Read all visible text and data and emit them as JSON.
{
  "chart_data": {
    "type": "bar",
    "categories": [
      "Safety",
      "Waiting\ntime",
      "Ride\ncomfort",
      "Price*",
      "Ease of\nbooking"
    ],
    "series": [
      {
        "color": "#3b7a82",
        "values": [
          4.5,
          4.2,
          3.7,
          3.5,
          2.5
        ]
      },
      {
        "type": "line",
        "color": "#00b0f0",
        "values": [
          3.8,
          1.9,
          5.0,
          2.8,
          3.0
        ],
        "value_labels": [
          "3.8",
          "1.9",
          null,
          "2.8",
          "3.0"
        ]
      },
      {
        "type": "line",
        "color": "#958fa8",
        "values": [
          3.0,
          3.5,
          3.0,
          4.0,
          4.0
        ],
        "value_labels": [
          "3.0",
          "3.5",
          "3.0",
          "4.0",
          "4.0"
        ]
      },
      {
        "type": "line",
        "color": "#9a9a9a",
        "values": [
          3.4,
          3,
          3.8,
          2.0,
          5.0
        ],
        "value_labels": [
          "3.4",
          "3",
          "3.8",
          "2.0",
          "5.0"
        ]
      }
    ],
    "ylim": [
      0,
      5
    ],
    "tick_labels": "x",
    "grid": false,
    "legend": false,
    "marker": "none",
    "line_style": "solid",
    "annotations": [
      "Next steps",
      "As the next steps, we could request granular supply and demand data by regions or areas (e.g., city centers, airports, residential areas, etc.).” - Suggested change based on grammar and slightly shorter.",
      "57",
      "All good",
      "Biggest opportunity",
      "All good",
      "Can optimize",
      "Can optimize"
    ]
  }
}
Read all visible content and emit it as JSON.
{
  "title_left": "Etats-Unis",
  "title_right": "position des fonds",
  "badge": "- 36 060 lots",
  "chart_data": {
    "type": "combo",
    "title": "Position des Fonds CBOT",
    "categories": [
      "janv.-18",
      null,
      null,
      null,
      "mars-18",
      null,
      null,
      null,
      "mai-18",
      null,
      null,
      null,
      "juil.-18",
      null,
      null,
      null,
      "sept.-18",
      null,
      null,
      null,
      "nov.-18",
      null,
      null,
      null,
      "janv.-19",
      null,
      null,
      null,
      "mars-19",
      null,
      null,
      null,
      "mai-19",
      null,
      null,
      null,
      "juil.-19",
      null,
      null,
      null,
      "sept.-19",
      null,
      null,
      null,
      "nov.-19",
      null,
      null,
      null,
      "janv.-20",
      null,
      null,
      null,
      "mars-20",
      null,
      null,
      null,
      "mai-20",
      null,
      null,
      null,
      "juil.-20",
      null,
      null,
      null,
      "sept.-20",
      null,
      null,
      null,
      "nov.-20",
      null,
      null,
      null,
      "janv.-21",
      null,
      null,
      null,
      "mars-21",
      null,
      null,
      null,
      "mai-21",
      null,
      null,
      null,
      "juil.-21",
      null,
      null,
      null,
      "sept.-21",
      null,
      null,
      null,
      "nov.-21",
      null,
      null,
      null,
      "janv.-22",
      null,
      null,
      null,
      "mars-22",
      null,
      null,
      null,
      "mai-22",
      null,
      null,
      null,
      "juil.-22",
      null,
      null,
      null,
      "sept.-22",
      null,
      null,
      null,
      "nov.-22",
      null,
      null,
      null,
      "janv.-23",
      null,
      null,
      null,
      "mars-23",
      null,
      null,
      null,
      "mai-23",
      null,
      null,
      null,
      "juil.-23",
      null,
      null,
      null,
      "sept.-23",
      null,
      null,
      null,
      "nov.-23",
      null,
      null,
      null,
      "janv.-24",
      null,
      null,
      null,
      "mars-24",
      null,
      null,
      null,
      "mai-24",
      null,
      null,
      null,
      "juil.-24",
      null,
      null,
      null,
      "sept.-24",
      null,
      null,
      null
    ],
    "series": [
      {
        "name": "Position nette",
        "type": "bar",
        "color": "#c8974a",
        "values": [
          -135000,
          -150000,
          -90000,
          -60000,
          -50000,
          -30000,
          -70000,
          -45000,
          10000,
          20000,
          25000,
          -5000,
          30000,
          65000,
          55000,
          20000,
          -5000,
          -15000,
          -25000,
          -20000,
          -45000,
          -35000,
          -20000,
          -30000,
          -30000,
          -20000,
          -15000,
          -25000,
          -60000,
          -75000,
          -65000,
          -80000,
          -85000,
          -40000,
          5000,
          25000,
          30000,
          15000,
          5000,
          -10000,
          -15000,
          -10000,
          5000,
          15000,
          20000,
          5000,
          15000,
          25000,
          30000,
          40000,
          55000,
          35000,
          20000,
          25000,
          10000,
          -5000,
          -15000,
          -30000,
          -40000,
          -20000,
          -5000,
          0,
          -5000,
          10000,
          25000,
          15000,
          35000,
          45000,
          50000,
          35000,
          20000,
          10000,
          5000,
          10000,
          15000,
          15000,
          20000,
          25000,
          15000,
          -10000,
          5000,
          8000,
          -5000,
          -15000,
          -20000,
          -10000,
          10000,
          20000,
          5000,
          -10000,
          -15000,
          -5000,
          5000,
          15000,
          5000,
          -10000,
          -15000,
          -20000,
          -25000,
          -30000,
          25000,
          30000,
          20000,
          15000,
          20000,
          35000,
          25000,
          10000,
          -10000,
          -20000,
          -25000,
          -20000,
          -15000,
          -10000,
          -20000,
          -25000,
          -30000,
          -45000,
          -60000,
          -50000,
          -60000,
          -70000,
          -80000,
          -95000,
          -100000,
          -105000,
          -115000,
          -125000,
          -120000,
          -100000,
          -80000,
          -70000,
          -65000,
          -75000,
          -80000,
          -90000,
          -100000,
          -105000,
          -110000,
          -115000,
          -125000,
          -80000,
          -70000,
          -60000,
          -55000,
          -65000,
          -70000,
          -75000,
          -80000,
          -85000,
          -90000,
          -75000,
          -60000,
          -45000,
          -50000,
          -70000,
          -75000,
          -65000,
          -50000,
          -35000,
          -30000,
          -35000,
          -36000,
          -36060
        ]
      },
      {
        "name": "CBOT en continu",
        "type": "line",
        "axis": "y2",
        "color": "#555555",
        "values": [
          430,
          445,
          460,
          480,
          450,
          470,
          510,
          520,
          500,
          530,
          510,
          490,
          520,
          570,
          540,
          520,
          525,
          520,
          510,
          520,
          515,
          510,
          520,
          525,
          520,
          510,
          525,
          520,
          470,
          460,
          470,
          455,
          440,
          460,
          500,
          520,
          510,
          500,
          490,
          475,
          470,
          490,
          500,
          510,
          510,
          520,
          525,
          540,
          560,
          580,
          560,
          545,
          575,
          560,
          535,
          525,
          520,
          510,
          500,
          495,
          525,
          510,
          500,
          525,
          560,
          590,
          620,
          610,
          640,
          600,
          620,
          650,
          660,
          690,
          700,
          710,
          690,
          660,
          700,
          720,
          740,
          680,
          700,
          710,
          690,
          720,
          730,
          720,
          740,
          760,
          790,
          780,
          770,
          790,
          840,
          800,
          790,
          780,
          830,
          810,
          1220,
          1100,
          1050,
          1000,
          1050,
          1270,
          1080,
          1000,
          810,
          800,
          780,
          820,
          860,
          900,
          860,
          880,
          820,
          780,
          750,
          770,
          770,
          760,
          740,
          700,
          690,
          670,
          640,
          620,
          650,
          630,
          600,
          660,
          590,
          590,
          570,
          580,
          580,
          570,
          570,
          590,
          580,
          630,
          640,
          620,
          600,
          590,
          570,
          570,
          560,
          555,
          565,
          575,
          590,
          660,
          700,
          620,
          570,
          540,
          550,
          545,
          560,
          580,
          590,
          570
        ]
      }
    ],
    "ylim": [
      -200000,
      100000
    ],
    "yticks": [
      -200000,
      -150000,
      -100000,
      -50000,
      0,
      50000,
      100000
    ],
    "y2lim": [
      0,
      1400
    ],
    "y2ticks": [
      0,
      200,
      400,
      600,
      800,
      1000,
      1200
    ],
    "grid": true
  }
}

**********

**Stated problem**
Write down the number of lines where the word "JSON" appears, and nothing further.

**Answer in full**
2